Extracted records:
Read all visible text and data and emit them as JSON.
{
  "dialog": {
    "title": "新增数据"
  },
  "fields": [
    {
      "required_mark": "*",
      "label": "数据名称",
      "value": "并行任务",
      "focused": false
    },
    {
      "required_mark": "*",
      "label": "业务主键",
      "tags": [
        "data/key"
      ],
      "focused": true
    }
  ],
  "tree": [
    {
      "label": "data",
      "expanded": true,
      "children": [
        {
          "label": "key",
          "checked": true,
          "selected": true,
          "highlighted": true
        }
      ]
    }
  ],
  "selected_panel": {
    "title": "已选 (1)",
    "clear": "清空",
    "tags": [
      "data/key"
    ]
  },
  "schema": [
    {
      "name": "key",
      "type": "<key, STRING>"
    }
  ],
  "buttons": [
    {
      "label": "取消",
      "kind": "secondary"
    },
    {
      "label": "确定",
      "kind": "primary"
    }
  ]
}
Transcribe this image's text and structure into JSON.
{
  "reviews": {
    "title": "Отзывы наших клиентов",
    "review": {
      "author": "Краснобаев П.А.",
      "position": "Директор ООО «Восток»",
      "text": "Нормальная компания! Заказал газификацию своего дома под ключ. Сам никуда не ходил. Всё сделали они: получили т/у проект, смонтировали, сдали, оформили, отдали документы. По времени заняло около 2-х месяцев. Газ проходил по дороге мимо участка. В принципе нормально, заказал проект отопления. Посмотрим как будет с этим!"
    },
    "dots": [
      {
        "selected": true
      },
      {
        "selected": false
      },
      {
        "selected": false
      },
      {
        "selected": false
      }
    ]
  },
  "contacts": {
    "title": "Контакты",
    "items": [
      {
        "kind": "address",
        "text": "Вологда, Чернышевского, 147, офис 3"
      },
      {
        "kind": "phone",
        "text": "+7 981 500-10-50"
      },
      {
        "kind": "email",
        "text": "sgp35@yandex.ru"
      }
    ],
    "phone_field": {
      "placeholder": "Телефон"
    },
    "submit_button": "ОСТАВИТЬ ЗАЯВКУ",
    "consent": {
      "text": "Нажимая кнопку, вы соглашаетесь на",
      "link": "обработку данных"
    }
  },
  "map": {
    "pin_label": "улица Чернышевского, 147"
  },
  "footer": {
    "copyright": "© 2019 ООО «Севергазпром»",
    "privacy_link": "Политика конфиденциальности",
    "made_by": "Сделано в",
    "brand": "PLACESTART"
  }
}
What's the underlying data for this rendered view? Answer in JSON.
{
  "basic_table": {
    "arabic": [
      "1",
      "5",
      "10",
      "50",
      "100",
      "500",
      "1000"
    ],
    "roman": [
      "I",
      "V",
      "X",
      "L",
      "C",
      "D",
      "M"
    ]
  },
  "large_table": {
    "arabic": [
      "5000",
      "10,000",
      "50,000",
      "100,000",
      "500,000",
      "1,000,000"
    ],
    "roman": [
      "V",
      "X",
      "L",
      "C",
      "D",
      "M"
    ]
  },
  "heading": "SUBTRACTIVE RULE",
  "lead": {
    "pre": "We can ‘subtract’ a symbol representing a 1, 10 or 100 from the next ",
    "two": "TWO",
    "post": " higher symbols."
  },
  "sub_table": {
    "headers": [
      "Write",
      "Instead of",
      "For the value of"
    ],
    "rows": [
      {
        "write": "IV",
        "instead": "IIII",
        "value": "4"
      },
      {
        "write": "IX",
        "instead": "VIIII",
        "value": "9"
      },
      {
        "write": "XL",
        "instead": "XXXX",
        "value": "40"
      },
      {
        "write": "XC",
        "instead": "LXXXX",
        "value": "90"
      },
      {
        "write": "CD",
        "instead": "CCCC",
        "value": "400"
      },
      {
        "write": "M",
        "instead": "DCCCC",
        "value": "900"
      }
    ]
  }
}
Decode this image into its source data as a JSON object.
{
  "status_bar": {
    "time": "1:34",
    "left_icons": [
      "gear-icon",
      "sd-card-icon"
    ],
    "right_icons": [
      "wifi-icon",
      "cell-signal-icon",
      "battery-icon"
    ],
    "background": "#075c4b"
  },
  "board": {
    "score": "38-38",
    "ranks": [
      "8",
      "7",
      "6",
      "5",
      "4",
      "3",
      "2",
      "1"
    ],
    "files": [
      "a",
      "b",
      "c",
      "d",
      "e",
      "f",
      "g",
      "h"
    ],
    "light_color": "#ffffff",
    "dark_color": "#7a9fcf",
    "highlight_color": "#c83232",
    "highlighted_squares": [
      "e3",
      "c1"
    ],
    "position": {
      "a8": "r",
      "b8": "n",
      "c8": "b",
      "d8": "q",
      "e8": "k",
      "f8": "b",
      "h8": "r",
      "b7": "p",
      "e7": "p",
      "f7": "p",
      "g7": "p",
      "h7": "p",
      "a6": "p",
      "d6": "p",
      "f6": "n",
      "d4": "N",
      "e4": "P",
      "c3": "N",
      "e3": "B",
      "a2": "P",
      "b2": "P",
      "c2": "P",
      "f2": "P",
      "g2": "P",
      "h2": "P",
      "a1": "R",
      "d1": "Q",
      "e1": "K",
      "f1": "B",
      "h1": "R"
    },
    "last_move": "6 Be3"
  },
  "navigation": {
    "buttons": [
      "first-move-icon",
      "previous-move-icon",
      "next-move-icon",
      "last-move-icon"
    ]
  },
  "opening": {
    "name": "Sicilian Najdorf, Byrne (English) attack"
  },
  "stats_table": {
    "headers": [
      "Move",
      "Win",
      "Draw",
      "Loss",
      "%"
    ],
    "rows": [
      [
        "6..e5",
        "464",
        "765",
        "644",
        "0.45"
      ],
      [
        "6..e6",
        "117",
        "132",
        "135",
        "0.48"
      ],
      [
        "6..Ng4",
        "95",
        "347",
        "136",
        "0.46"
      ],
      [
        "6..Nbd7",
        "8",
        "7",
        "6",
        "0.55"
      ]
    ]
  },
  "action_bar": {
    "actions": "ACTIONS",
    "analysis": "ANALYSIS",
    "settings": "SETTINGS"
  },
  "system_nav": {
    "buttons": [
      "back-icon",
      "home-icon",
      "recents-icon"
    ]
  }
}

- **Aim**
Copy each line of the data above without altering a single character.

- **Output of the task**
Read all visible text and data and emit them as JSON.
{
  "dialog": {
    "title": "新增数据"
  },
  "fields": [
    {
      "required_mark": "*",
      "label": "数据名称",
      "value": "并行任务",
      "focused": false
    },
    {
      "required_mark": "*",
      "label": "业务主键",
      "tags": [
        "data/key"
      ],
      "focused": true
    }
  ],
  "tree": [
    {
      "label": "data",
      "expanded": true,
      "children": [
        {
          "label": "key",
          "checked": true,
          "selected": true,
          "highlighted": true
        }
      ]
    }
  ],
  "selected_panel": {
    "title": "已选 (1)",
    "clear": "清空",
    "tags": [
      "data/key"
    ]
  },
  "schema": [
    {
      "name": "key",
      "type": "<key, STRING>"
    }
  ],
  "buttons": [
    {
      "label": "取消",
      "kind": "secondary"
    },
    {
      "label": "确定",
      "kind": "primary"
    }
  ]
}
Transcribe this image's text and structure into JSON.
{
  "reviews": {
    "title": "Отзывы наших клиентов",
    "review": {
      "author": "Краснобаев П.А.",
      "position": "Директор ООО «Восток»",
      "text": "Нормальная компания! Заказал газификацию своего дома под ключ. Сам никуда не ходил. Всё сделали они: получили т/у проект, смонтировали, сдали, оформили, отдали документы. По времени заняло около 2-х месяцев. Газ проходил по дороге мимо участка. В принципе нормально, заказал проект отопления. Посмотрим как будет с этим!"
    },
    "dots": [
      {
        "selected": true
      },
      {
        "selected": false
      },
      {
        "selected": false
      },
      {
        "selected": false
      }
    ]
  },
  "contacts": {
    "title": "Контакты",
    "items": [
      {
        "kind": "address",
        "text": "Вологда, Чернышевского, 147, офис 3"
      },
      {
        "kind": "phone",
        "text": "+7 981 500-10-50"
      },
      {
        "kind": "email",
        "text": "sgp35@yandex.ru"
      }
    ],
    "phone_field": {
      "placeholder": "Телефон"
    },
    "submit_button": "ОСТАВИТЬ ЗАЯВКУ",
    "consent": {
      "text": "Нажимая кнопку, вы соглашаетесь на",
      "link": "обработку данных"
    }
  },
  "map": {
    "pin_label": "улица Чернышевского, 147"
  },
  "footer": {
    "copyright": "© 2019 ООО «Севергазпром»",
    "privacy_link": "Политика конфиденциальности",
    "made_by": "Сделано в",
    "brand": "PLACESTART"
  }
}
What's the underlying data for this rendered view? Answer in JSON.
{
  "basic_table": {
    "arabic": [
      "1",
      "5",
      "10",
      "50",
      "100",
      "500",
      "1000"
    ],
    "roman": [
      "I",
      "V",
      "X",
      "L",
      "C",
      "D",
      "M"
    ]
  },
  "large_table": {
    "arabic": [
      "5000",
      "10,000",
      "50,000",
      "100,000",
      "500,000",
      "1,000,000"
    ],
    "roman": [
      "V",
      "X",
      "L",
      "C",
      "D",
      "M"
    ]
  },
  "heading": "SUBTRACTIVE RULE",
  "lead": {
    "pre": "We can ‘subtract’ a symbol representing a 1, 10 or 100 from the next ",
    "two": "TWO",
    "post": " higher symbols."
  },
  "sub_table": {
    "headers": [
      "Write",
      "Instead of",
      "For the value of"
    ],
    "rows": [
      {
        "write": "IV",
        "instead": "IIII",
        "value": "4"
      },
      {
        "write": "IX",
        "instead": "VIIII",
        "value": "9"
      },
      {
        "write": "XL",
        "instead": "XXXX",
        "value": "40"
      },
      {
        "write": "XC",
        "instead": "LXXXX",
        "value": "90"
      },
      {
        "write": "CD",
        "instead": "CCCC",
        "value": "400"
      },
      {
        "write": "M",
        "instead": "DCCCC",
        "value": "900"
      }
    ]
  }
}
Decode this image into its source data as a JSON object.
{
  "status_bar": {
    "time": "1:34",
    "left_icons": [
      "gear-icon",
      "sd-card-icon"
    ],
    "right_icons": [
      "wifi-icon",
      "cell-signal-icon",
      "battery-icon"
    ],
    "background": "#075c4b"
  },
  "board": {
    "score": "38-38",
    "ranks": [
      "8",
      "7",
      "6",
      "5",
      "4",
      "3",
      "2",
      "1"
    ],
    "files": [
      "a",
      "b",
      "c",
      "d",
      "e",
      "f",
      "g",
      "h"
    ],
    "light_color": "#ffffff",
    "dark_color": "#7a9fcf",
    "highlight_color": "#c83232",
    "highlighted_squares": [
      "e3",
      "c1"
    ],
    "position": {
      "a8": "r",
      "b8": "n",
      "c8": "b",
      "d8": "q",
      "e8": "k",
      "f8": "b",
      "h8": "r",
      "b7": "p",
      "e7": "p",
      "f7": "p",
      "g7": "p",
      "h7": "p",
      "a6": "p",
      "d6": "p",
      "f6": "n",
      "d4": "N",
      "e4": "P",
      "c3": "N",
      "e3": "B",
      "a2": "P",
      "b2": "P",
      "c2": "P",
      "f2": "P",
      "g2": "P",
      "h2": "P",
      "a1": "R",
      "d1": "Q",
      "e1": "K",
      "f1": "B",
      "h1": "R"
    },
    "last_move": "6 Be3"
  },
  "navigation": {
    "buttons": [
      "first-move-icon",
      "previous-move-icon",
      "next-move-icon",
      "last-move-icon"
    ]
  },
  "opening": {
    "name": "Sicilian Najdorf, Byrne (English) attack"
  },
  "stats_table": {
    "headers": [
      "Move",
      "Win",
      "Draw",
      "Loss",
      "%"
    ],
    "rows": [
      [
        "6..e5",
        "464",
        "765",
        "644",
        "0.45"
      ],
      [
        "6..e6",
        "117",
        "132",
        "135",
        "0.48"
      ],
      [
        "6..Ng4",
        "95",
        "347",
        "136",
        "0.46"
      ],
      [
        "6..Nbd7",
        "8",
        "7",
        "6",
        "0.55"
      ]
    ]
  },
  "action_bar": {
    "actions": "ACTIONS",
    "analysis": "ANALYSIS",
    "settings": "SETTINGS"
  },
  "system_nav": {
    "buttons": [
      "back-icon",
      "home-icon",
      "recents-icon"
    ]
  }
}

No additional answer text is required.